▸ Exercise directions: Copy out the St Giles Trust text word for word from "Today, it has" to "Exploitation in the UK.".

Today, it has expanded beyond criminal justice to also address unemployment, homelessness, troubled families and vulnerable young exploited by county lines.

In 2019/20, the charity helped 20,671 people through its services. In July 2021 the charity launched a campaign to raise awareness of Child Criminal Exploitation in the UK.

==St Giles' vision and Peer Advice model==
St Giles state that their vision is to "transform the way services for the most socially excluded are delivered by highlighting the impact of well trained, motivated staff who have lived experience of social exclusion themselves."

Underpinning all the charity's services is its Peer Advisor Programme. It offers a structured package of support and training enabling people who have overcome disadvantages to enable them to move their own lives forward and help others in the process. Known as Peer Advisors they work towards a Level 3 Advice and Guidance qualification through a structured package of training, voluntary placements, supervision and assessment, with the aim of developing employability and professionalism.

The National Lottery Community Fund (TNLCF) have been a long-term funder of this work.  In April 2019, St Giles was awarded £3.6 million from the TNLCF to establish a network of Peer Hubs across the UK to enable people from disadvantaged backgrounds the opportunity to train as Peer Advisors and support other local organisations.

==Services provided==
St Giles Trust provides specialist services in the following areas:

- Work with children and young people involved in or at risk of criminal exploitation
- Services helping adults and young people facing unemployment and poverty
- Help for vulnerable women and families
- Prison and community-based support for people in the criminal justice system
- Specialist support for adults facing complex barriers

==Locations==
St Giles Trust's head office is based in Camberwell, South London. Their work is based in schools, prisons, hospitals and communities across England and Wales. St Giles has additional offices in North London, Leeds, Ipswich and Cardiff.

==Campaigns==

===Keep Children Safe This Summer===

In July 2021 St Giles launched a campaign to raise awareness of child criminal exploitation. Exploitation of children is often used to facilitate county lines drug running, whereby vulnerable children and adults are groomed and coerced into trafficking and dealing drugs on behalf of criminal gangs. Alongside drugs, other illegal economies such as human and sex trafficking are also implicated in county lines.

==Awards==
St Giles Trust has won The Charity Awards 2009 and 2007, The Third Sector Excellence Awards 2007, The Butler Trust Awards 2009, The Justice Awards 2009, The Centre for Social Justice Awards 2009 and the Andy Ludlow Awards 2007.

It has also been included in the Sunday Times Best 100 Companies to Work For since 2009.

Its SOS Project working with young people involved in gangs won the Advice, Support and Advocacy category of the Charity Awards of 2014. In November 2014, Mona Morrison of St Giles received the Highly Commended Longford Prize, in recognition of successful projects with youth gangs. Its peer-led work with foreign national prisoners won second prize of the Robin Corbett Awards for Prisoner Rehabilitation in 2016. The 2017 Longford Prize for Outstanding Achievement went to David Jolie of St Giles, while CJ Burge from the SOS team was runner up Criminal Justice Champion at the Howard League's awards. In 2019, Lee Dutton from St Giles' south Wales office was commended in the Butler Trust awards for his work with families with complex needs.
In 2022, London Skills and Employment Manager Brendan Ross was awarded the Longford Prize.

==Patrons==
St Giles' current patrons are:

- Lord Phillips of Matravers
- Jenny Agutter
- Lord Gus O'Donnell
- Christine Ohuruogu
- Sam Bailey
- Mark Tennant
- Martin P Griffiths
- Martine Rose
- Freddie Fox
- Baron Hogan-Howe

==Royal patronage==
The charity has had a long association with royalty. In 1963, the original day centre, one of the first of it kind, was opened by Queen Elizabeth The Queen Mother. In 1995, her grandson, Prince Charles, opened the new day centre at Georgian House. To mark the charity's 50th anniversary year in 2012, Prince William was named patron of the year.

▸ Provided data:
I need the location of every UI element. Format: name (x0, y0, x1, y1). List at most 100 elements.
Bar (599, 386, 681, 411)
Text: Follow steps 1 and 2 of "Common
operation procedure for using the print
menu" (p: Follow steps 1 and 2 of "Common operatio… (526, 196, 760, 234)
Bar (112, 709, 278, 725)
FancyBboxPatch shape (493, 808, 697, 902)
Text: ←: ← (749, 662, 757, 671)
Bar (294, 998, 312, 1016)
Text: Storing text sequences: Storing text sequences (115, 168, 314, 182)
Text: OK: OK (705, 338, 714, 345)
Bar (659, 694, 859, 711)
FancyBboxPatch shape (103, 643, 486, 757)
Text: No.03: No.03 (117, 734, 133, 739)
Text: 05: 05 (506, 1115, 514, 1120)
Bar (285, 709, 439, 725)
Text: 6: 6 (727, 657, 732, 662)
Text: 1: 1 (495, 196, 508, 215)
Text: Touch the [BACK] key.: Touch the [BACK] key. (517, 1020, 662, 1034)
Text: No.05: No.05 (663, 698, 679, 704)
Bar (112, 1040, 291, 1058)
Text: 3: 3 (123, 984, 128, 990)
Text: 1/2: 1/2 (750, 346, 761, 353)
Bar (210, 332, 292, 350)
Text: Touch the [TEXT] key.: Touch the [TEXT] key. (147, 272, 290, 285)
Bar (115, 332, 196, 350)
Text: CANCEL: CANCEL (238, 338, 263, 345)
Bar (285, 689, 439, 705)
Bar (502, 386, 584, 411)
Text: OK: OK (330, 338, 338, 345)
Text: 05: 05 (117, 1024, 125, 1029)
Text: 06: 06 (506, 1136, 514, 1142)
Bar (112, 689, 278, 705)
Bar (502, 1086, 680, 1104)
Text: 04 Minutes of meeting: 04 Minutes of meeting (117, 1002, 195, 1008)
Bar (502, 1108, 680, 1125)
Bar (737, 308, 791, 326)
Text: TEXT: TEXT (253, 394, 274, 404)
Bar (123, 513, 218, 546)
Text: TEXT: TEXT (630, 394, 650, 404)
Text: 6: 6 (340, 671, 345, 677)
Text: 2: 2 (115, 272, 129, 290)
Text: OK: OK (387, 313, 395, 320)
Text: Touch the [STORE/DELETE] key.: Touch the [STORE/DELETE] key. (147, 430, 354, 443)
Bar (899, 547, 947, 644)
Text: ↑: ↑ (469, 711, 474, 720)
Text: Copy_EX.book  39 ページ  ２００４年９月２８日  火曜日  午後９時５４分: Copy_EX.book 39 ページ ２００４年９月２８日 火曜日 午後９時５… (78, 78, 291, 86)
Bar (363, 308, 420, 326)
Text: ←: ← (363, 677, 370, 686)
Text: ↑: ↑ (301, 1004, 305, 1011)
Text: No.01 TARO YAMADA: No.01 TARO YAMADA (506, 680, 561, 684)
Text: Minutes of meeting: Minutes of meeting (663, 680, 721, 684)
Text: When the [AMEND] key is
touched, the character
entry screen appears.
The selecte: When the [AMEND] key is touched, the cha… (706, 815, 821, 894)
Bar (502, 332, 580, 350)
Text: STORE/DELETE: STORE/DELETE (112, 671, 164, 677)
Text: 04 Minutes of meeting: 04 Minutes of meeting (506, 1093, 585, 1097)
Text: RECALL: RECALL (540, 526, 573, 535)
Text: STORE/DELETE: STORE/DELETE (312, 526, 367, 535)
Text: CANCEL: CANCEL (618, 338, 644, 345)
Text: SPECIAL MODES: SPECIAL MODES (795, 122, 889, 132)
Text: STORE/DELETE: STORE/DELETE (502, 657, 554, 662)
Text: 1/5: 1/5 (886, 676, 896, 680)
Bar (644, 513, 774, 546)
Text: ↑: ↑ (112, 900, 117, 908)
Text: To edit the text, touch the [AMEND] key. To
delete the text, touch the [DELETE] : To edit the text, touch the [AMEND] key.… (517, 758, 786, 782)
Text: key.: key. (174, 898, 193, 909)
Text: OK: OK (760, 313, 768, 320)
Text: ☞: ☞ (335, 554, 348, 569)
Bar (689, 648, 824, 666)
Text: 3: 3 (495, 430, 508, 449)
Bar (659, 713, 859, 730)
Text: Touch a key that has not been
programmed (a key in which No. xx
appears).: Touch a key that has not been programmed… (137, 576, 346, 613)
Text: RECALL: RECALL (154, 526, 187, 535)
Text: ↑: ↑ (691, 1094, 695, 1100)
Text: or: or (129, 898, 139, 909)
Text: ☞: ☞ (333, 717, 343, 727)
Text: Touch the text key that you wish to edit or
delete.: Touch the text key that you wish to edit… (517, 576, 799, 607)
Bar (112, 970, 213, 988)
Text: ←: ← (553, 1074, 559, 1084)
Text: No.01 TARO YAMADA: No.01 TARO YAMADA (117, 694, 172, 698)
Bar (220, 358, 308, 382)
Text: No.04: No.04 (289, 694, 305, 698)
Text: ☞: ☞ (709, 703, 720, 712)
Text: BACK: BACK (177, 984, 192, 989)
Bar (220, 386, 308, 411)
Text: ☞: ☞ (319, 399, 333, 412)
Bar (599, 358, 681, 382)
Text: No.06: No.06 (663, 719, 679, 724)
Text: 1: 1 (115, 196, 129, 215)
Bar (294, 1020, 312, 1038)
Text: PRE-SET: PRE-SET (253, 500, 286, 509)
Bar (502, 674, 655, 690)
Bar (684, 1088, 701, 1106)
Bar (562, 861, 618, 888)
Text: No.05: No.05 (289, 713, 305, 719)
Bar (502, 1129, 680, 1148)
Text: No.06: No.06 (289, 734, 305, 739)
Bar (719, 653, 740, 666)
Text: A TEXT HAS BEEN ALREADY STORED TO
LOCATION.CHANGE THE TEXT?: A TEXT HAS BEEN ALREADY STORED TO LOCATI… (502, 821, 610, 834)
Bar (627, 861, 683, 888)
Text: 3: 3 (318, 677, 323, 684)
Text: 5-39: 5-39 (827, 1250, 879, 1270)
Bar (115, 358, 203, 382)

▸ Your solution:
Today, it has expanded beyond criminal justice to also address unemployment, homelessness, troubled families and vulnerable young exploited by county lines.

In 2019/20, the charity helped 20,671 people through its services. In July 2021 the charity launched a campaign to raise awareness of Child Criminal Exploitation in the UK.